PROMPT: Leave out every picture, then transcribe the rest of the listing exactly.
## start EXERCISE DATA
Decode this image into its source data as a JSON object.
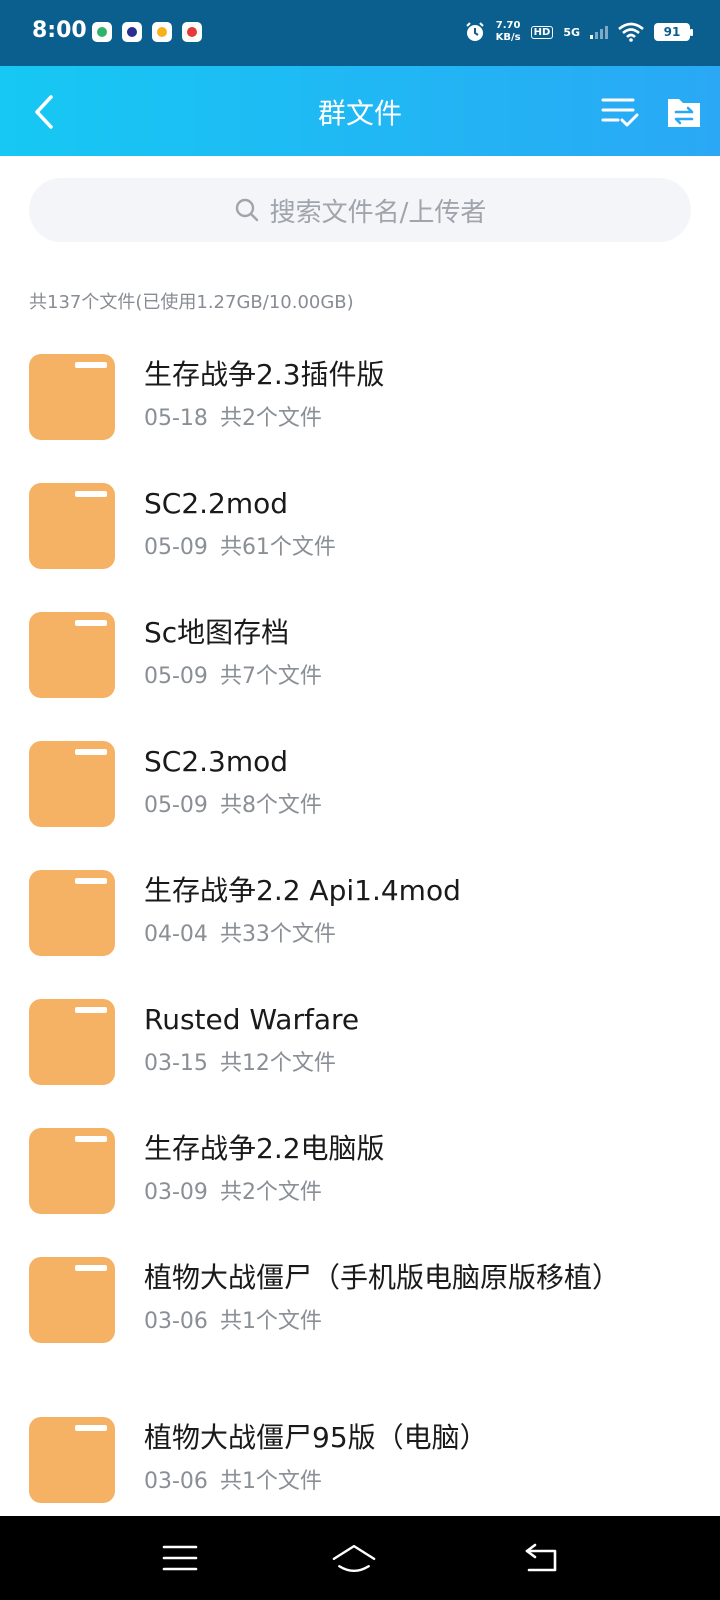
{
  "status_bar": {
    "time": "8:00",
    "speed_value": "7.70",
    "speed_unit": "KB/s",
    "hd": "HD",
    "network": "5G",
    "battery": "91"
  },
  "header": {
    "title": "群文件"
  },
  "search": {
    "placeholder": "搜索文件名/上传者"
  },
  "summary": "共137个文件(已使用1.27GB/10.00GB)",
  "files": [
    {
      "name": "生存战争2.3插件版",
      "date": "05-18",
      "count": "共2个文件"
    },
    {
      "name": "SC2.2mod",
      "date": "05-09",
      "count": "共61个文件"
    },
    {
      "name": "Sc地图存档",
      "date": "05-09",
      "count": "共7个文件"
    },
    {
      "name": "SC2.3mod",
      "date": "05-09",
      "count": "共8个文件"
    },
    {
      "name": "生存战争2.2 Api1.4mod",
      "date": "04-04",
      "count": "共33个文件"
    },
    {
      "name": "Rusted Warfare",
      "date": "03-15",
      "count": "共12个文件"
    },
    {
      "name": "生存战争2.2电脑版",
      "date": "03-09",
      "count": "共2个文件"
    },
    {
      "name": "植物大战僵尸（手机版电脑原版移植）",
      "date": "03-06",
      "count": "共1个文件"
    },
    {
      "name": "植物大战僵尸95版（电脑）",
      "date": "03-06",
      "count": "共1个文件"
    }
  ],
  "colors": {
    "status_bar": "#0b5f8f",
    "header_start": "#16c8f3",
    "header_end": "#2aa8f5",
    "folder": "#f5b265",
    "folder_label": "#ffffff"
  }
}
## end EXERCISE DATA
RESPONSE TO THE EXERCISE:
Decode this image into its source data as a JSON object.
{
  "status_bar": {
    "time": "8:00",
    "speed_value": "7.70",
    "speed_unit": "KB/s",
    "hd": "HD",
    "network": "5G",
    "battery": "91"
  },
  "header": {
    "title": "群文件"
  },
  "search": {
    "placeholder": "搜索文件名/上传者"
  },
  "summary": "共137个文件(已使用1.27GB/10.00GB)",
  "files": [
    {
      "name": "生存战争2.3插件版",
      "date": "05-18",
      "count": "共2个文件"
    },
    {
      "name": "SC2.2mod",
      "date": "05-09",
      "count": "共61个文件"
    },
    {
      "name": "Sc地图存档",
      "date": "05-09",
      "count": "共7个文件"
    },
    {
      "name": "SC2.3mod",
      "date": "05-09",
      "count": "共8个文件"
    },
    {
      "name": "生存战争2.2 Api1.4mod",
      "date": "04-04",
      "count": "共33个文件"
    },
    {
      "name": "Rusted Warfare",
      "date": "03-15",
      "count": "共12个文件"
    },
    {
      "name": "生存战争2.2电脑版",
      "date": "03-09",
      "count": "共2个文件"
    },
    {
      "name": "植物大战僵尸（手机版电脑原版移植）",
      "date": "03-06",
      "count": "共1个文件"
    },
    {
      "name": "植物大战僵尸95版（电脑）",
      "date": "03-06",
      "count": "共1个文件"
    }
  ],
  "colors": {
    "status_bar": "#0b5f8f",
    "header_start": "#16c8f3",
    "header_end": "#2aa8f5",
    "folder": "#f5b265",
    "folder_label": "#ffffff"
  }
}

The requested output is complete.